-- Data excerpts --
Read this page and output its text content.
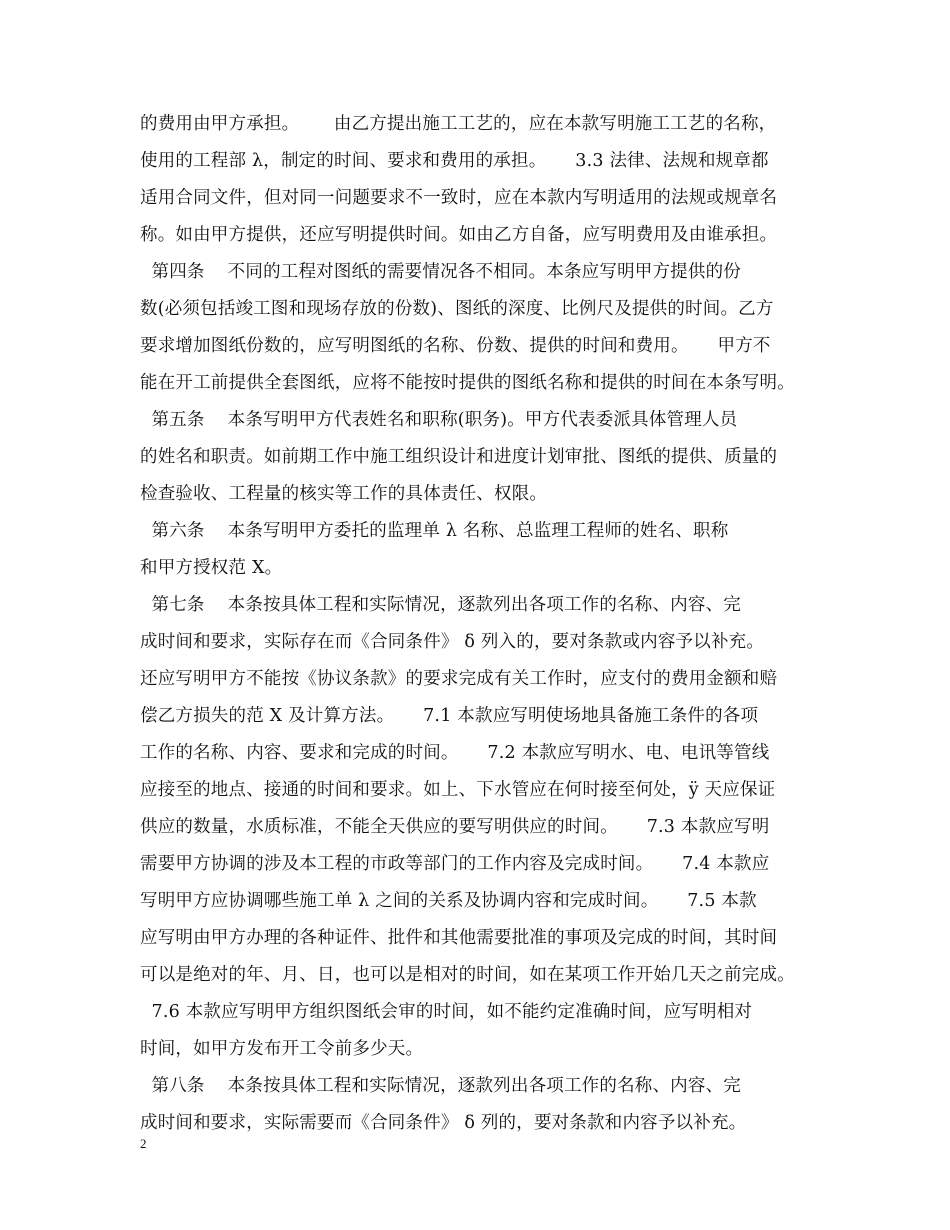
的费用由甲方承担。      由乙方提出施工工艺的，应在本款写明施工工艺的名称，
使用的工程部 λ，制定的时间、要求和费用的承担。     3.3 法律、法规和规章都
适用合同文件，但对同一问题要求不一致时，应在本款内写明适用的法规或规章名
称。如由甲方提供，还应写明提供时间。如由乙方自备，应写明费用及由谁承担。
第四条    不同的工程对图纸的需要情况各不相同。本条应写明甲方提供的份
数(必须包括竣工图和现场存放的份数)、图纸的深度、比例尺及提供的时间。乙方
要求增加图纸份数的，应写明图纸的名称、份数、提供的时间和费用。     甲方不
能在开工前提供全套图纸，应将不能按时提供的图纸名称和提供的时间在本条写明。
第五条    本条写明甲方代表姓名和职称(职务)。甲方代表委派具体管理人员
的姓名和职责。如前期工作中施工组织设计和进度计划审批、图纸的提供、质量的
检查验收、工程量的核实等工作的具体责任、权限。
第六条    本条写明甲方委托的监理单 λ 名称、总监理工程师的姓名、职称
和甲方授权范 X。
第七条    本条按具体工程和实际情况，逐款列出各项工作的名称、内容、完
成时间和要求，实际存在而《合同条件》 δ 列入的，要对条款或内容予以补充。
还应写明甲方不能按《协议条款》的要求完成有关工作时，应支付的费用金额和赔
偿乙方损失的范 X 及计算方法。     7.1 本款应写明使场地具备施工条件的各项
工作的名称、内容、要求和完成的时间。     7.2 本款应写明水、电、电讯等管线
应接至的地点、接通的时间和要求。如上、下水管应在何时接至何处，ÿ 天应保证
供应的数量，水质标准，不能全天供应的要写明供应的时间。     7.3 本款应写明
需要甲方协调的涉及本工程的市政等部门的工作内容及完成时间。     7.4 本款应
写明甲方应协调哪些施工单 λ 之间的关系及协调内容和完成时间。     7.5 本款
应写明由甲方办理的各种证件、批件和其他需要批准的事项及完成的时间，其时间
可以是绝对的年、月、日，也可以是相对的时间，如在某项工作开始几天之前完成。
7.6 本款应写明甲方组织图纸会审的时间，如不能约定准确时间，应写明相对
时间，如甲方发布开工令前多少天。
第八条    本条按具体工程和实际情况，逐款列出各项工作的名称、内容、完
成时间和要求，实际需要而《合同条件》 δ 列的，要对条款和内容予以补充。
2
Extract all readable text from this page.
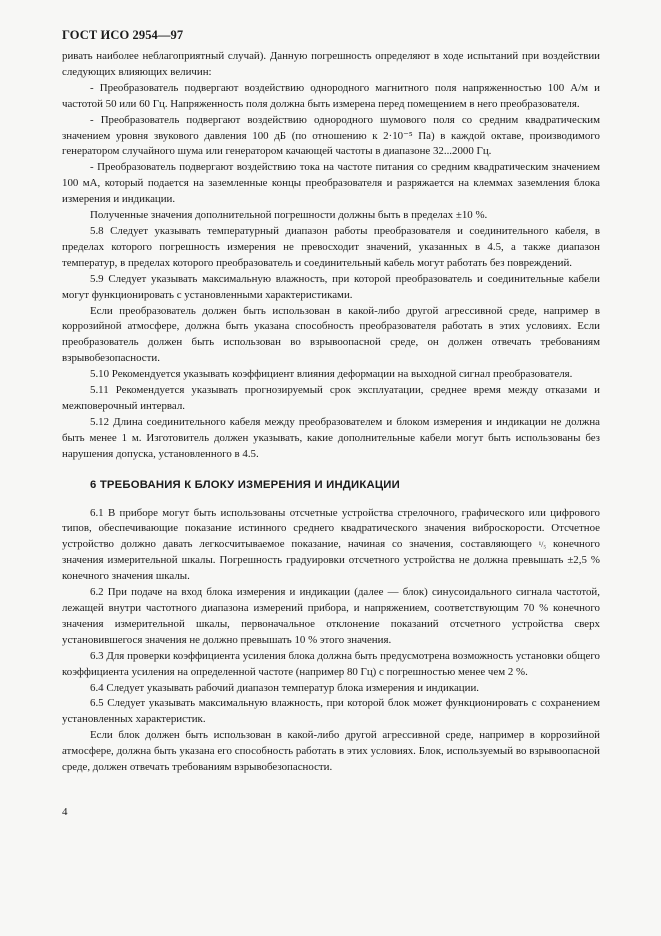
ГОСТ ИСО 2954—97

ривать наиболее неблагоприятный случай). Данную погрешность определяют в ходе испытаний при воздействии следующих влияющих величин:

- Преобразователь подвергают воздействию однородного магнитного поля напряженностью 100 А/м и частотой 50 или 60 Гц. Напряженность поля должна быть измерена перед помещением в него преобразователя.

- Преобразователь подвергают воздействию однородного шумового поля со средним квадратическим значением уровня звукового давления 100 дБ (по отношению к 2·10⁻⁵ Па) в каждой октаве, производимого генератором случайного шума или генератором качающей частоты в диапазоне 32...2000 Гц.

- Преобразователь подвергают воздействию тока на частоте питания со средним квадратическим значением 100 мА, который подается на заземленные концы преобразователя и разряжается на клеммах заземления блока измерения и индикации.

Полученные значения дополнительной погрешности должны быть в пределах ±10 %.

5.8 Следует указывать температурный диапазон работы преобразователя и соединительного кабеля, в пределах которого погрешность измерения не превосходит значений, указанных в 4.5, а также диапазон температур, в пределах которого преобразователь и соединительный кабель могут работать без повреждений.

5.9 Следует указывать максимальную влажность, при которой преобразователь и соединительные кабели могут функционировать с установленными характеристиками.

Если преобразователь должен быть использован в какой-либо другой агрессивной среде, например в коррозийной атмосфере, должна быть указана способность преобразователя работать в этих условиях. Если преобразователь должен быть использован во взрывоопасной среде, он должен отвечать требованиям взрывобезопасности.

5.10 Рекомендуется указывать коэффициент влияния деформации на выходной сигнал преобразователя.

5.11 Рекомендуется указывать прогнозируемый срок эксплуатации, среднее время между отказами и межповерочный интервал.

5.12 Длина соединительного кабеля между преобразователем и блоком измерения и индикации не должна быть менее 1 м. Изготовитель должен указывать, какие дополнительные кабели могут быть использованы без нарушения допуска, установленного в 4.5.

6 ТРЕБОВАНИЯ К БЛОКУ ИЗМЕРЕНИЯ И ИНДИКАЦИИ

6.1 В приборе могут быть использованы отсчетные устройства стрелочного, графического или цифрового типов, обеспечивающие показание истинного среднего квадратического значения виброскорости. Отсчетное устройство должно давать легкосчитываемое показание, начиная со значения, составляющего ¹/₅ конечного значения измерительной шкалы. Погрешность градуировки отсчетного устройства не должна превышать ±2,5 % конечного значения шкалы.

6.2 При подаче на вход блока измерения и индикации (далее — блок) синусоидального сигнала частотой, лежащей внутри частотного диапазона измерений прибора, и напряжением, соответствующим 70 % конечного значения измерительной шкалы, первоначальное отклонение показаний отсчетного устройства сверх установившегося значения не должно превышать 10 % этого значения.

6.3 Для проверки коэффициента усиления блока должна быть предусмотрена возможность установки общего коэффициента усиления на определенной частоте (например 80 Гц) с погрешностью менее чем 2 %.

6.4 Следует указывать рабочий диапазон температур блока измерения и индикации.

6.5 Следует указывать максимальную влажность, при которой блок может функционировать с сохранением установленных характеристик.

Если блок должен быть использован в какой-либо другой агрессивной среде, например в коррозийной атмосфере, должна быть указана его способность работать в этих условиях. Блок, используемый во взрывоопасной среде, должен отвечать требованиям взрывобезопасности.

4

--

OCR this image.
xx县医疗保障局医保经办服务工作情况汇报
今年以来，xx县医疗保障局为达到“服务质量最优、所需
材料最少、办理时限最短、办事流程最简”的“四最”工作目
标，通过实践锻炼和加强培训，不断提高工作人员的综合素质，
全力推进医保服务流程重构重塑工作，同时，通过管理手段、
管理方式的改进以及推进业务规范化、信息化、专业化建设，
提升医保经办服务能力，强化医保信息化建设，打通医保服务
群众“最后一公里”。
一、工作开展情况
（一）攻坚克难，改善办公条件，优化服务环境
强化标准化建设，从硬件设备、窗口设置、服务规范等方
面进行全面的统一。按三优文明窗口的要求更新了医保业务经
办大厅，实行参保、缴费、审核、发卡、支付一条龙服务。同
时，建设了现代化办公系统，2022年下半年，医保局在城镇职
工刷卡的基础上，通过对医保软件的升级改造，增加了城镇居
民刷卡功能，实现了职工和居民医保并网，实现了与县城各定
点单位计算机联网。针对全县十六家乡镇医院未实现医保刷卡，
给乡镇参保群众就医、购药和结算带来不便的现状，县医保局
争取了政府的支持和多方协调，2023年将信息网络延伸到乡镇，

* * *

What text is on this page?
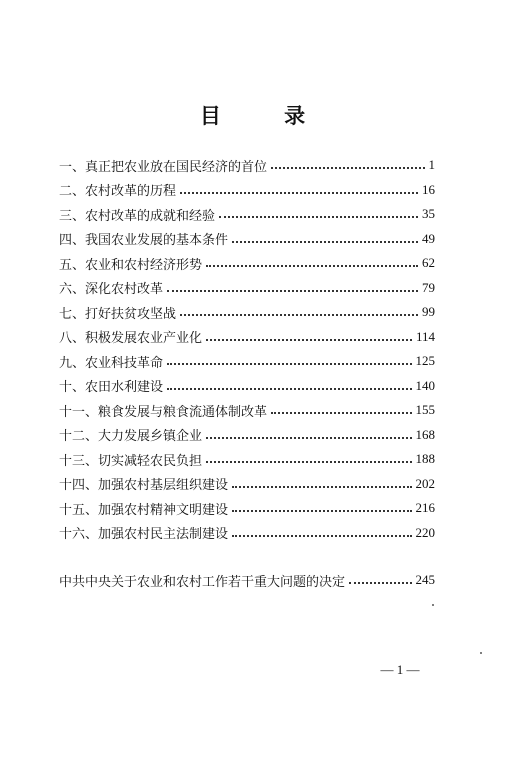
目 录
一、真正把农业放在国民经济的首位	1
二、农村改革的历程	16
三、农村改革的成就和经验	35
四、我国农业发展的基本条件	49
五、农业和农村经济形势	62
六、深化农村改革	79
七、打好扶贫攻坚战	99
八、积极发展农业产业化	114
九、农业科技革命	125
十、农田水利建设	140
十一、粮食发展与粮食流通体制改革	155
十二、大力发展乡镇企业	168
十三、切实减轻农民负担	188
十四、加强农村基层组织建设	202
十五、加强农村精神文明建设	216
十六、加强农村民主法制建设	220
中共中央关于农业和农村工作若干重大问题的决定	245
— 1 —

-- STATED GOAL --
Report only the number of lines in the data above that contain "page".

-- FINISHED ANSWER --
3